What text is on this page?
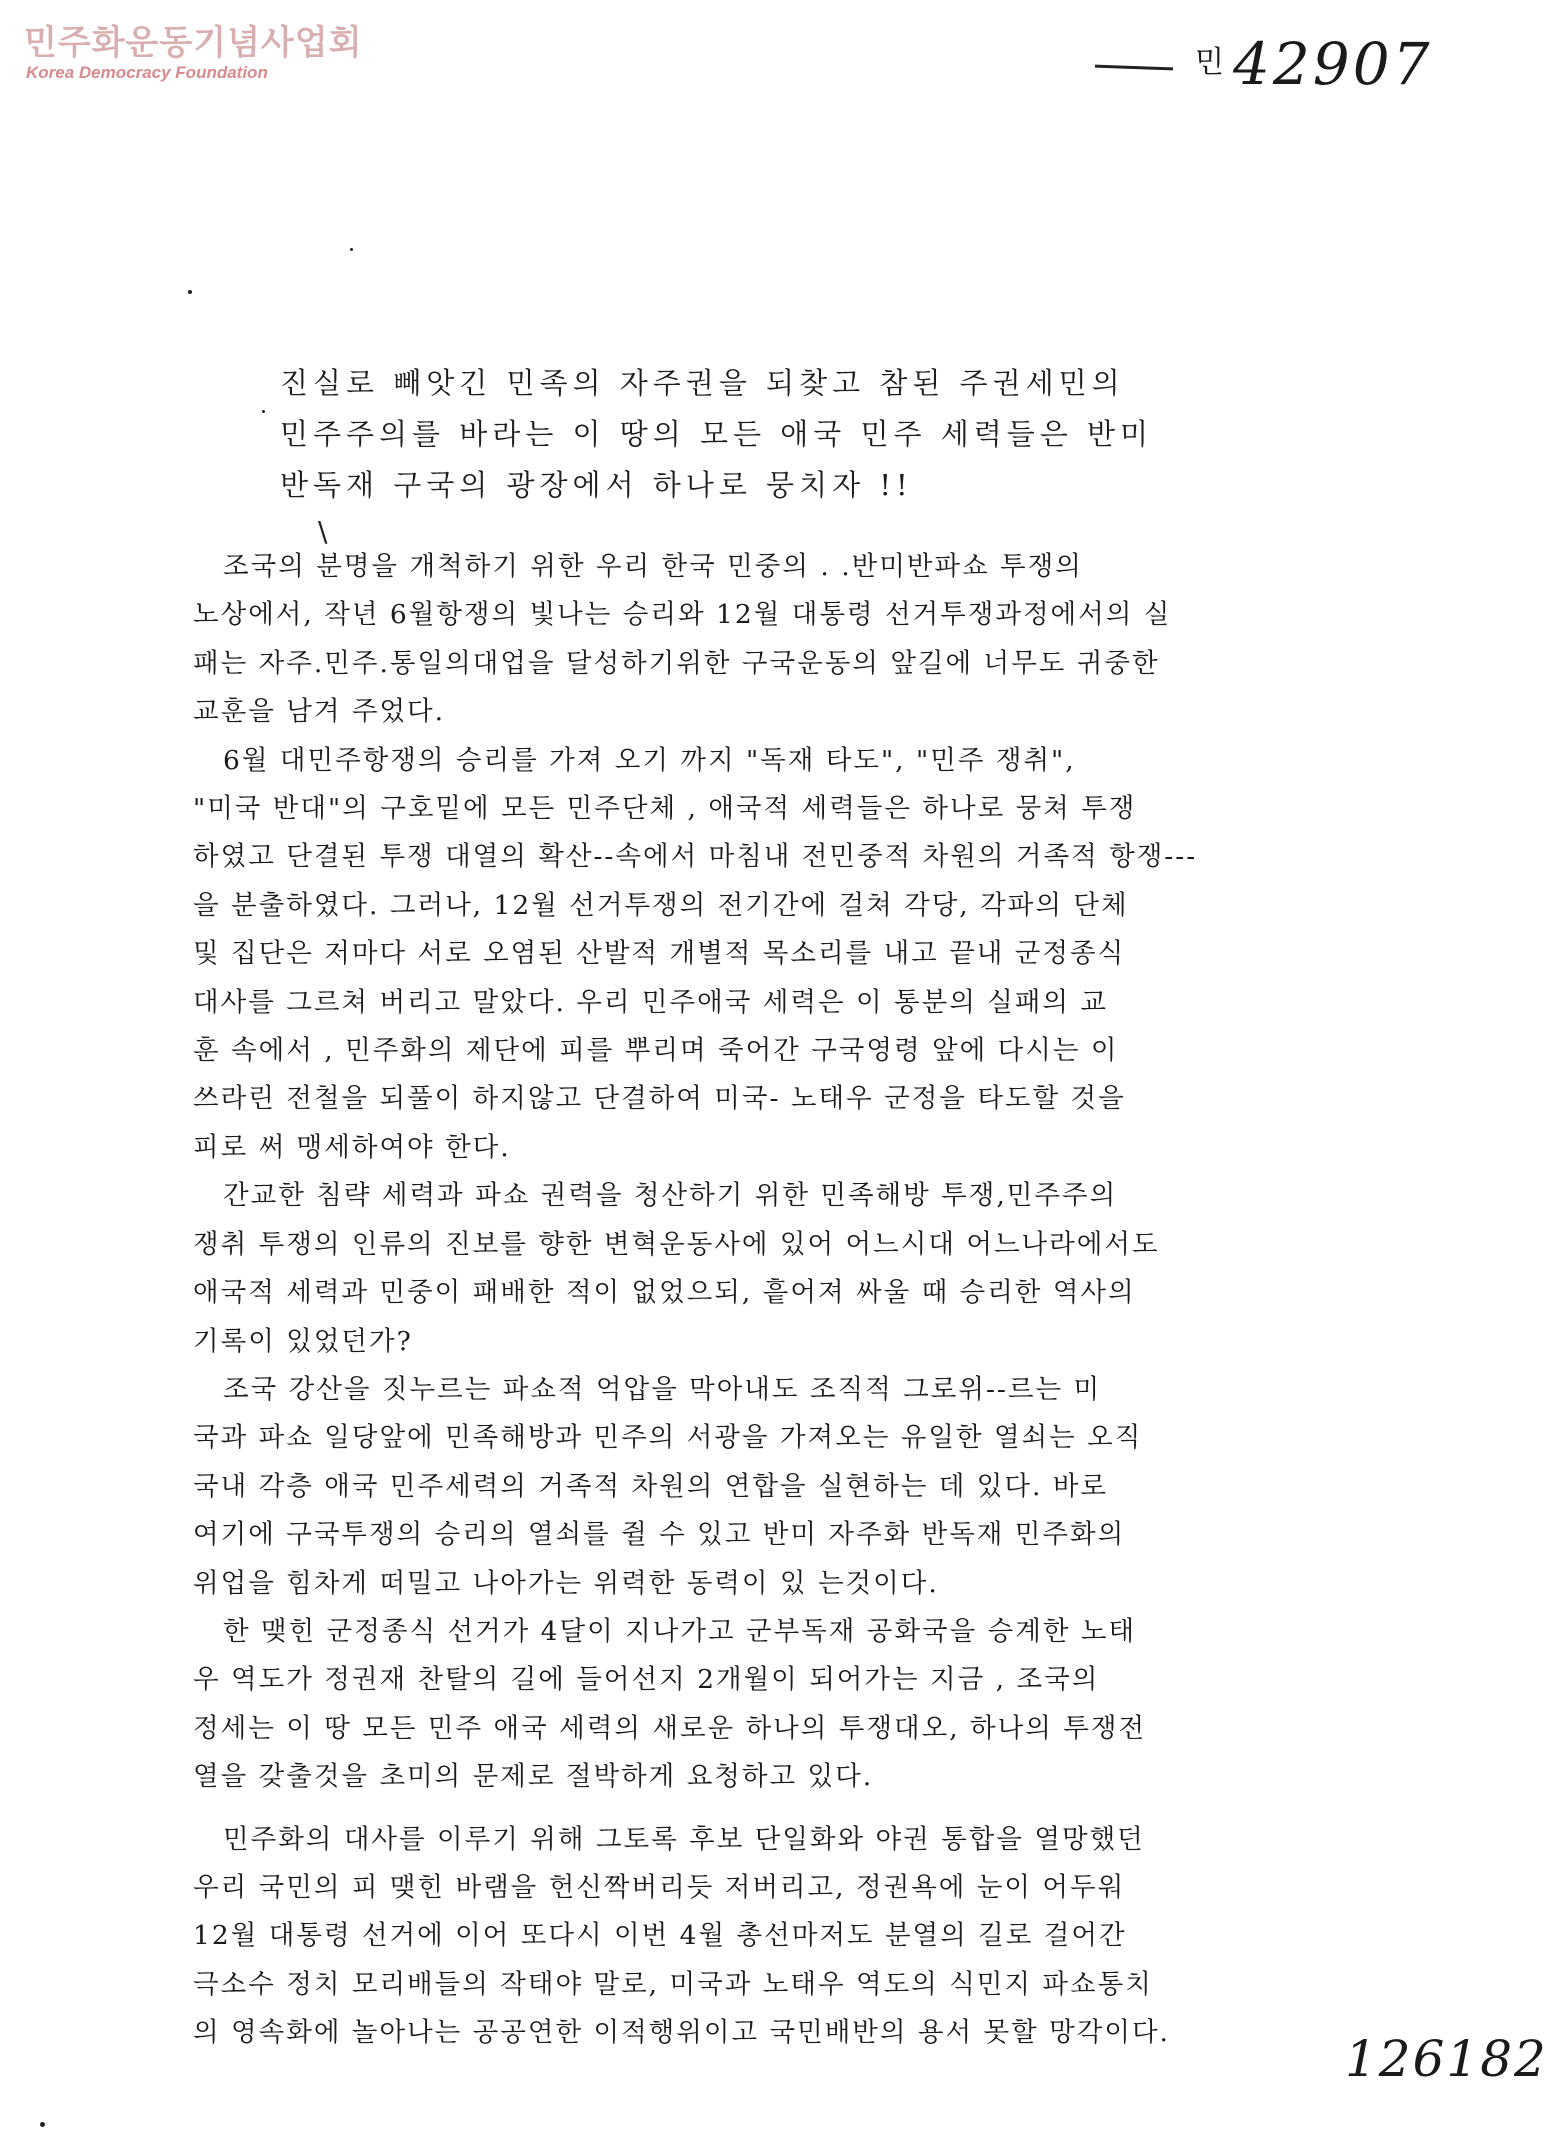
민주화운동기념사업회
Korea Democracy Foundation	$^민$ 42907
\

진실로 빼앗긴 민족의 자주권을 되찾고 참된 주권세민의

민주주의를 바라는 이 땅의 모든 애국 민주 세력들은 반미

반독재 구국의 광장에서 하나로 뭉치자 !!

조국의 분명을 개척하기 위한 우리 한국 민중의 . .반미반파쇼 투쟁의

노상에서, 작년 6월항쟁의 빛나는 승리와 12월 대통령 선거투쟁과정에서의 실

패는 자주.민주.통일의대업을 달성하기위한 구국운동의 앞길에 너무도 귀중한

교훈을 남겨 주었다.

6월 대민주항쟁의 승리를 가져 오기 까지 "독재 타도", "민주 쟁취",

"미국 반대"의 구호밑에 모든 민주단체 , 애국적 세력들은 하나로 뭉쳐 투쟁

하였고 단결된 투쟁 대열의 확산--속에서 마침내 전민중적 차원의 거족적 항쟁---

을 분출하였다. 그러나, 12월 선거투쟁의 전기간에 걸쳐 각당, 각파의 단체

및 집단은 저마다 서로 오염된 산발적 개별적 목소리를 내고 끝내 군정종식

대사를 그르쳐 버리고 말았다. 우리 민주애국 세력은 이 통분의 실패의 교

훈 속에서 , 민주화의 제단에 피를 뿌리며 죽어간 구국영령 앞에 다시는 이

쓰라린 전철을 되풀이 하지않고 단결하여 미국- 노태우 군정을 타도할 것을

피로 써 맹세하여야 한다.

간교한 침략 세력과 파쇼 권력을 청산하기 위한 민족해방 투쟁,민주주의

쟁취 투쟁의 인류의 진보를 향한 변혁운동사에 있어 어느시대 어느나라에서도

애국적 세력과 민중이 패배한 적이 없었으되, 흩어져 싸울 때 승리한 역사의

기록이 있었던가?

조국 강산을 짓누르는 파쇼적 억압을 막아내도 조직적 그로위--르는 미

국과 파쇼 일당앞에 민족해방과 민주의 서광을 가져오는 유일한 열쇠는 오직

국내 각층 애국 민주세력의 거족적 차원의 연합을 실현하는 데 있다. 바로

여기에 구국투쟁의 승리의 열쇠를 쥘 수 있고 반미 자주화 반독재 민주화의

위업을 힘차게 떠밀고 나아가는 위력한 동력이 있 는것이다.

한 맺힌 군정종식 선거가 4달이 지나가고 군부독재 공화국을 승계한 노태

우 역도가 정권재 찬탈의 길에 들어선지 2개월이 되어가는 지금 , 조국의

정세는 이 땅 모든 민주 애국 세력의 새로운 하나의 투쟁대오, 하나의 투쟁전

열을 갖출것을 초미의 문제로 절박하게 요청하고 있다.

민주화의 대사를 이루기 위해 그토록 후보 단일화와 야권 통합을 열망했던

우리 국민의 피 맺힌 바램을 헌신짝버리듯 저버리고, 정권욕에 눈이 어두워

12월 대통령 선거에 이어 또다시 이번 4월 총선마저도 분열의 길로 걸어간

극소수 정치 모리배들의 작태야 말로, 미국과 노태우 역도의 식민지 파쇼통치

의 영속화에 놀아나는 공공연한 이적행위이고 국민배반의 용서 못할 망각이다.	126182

:::

Exercise requirements: Reproduce the data verbatim. Do not carry any picture into the copy.

Answer for the task:
What text is on this page?
민주화운동기념사업회
Korea Democracy Foundation	$^민$ 42907
\

진실로 빼앗긴 민족의 자주권을 되찾고 참된 주권세민의

민주주의를 바라는 이 땅의 모든 애국 민주 세력들은 반미

반독재 구국의 광장에서 하나로 뭉치자 !!

조국의 분명을 개척하기 위한 우리 한국 민중의 . .반미반파쇼 투쟁의

노상에서, 작년 6월항쟁의 빛나는 승리와 12월 대통령 선거투쟁과정에서의 실

패는 자주.민주.통일의대업을 달성하기위한 구국운동의 앞길에 너무도 귀중한

교훈을 남겨 주었다.

6월 대민주항쟁의 승리를 가져 오기 까지 "독재 타도", "민주 쟁취",

"미국 반대"의 구호밑에 모든 민주단체 , 애국적 세력들은 하나로 뭉쳐 투쟁

하였고 단결된 투쟁 대열의 확산--속에서 마침내 전민중적 차원의 거족적 항쟁---

을 분출하였다. 그러나, 12월 선거투쟁의 전기간에 걸쳐 각당, 각파의 단체

및 집단은 저마다 서로 오염된 산발적 개별적 목소리를 내고 끝내 군정종식

대사를 그르쳐 버리고 말았다. 우리 민주애국 세력은 이 통분의 실패의 교

훈 속에서 , 민주화의 제단에 피를 뿌리며 죽어간 구국영령 앞에 다시는 이

쓰라린 전철을 되풀이 하지않고 단결하여 미국- 노태우 군정을 타도할 것을

피로 써 맹세하여야 한다.

간교한 침략 세력과 파쇼 권력을 청산하기 위한 민족해방 투쟁,민주주의

쟁취 투쟁의 인류의 진보를 향한 변혁운동사에 있어 어느시대 어느나라에서도

애국적 세력과 민중이 패배한 적이 없었으되, 흩어져 싸울 때 승리한 역사의

기록이 있었던가?

조국 강산을 짓누르는 파쇼적 억압을 막아내도 조직적 그로위--르는 미

국과 파쇼 일당앞에 민족해방과 민주의 서광을 가져오는 유일한 열쇠는 오직

국내 각층 애국 민주세력의 거족적 차원의 연합을 실현하는 데 있다. 바로

여기에 구국투쟁의 승리의 열쇠를 쥘 수 있고 반미 자주화 반독재 민주화의

위업을 힘차게 떠밀고 나아가는 위력한 동력이 있 는것이다.

한 맺힌 군정종식 선거가 4달이 지나가고 군부독재 공화국을 승계한 노태

우 역도가 정권재 찬탈의 길에 들어선지 2개월이 되어가는 지금 , 조국의

정세는 이 땅 모든 민주 애국 세력의 새로운 하나의 투쟁대오, 하나의 투쟁전

열을 갖출것을 초미의 문제로 절박하게 요청하고 있다.

민주화의 대사를 이루기 위해 그토록 후보 단일화와 야권 통합을 열망했던

우리 국민의 피 맺힌 바램을 헌신짝버리듯 저버리고, 정권욕에 눈이 어두워

12월 대통령 선거에 이어 또다시 이번 4월 총선마저도 분열의 길로 걸어간

극소수 정치 모리배들의 작태야 말로, 미국과 노태우 역도의 식민지 파쇼통치

의 영속화에 놀아나는 공공연한 이적행위이고 국민배반의 용서 못할 망각이다.	126182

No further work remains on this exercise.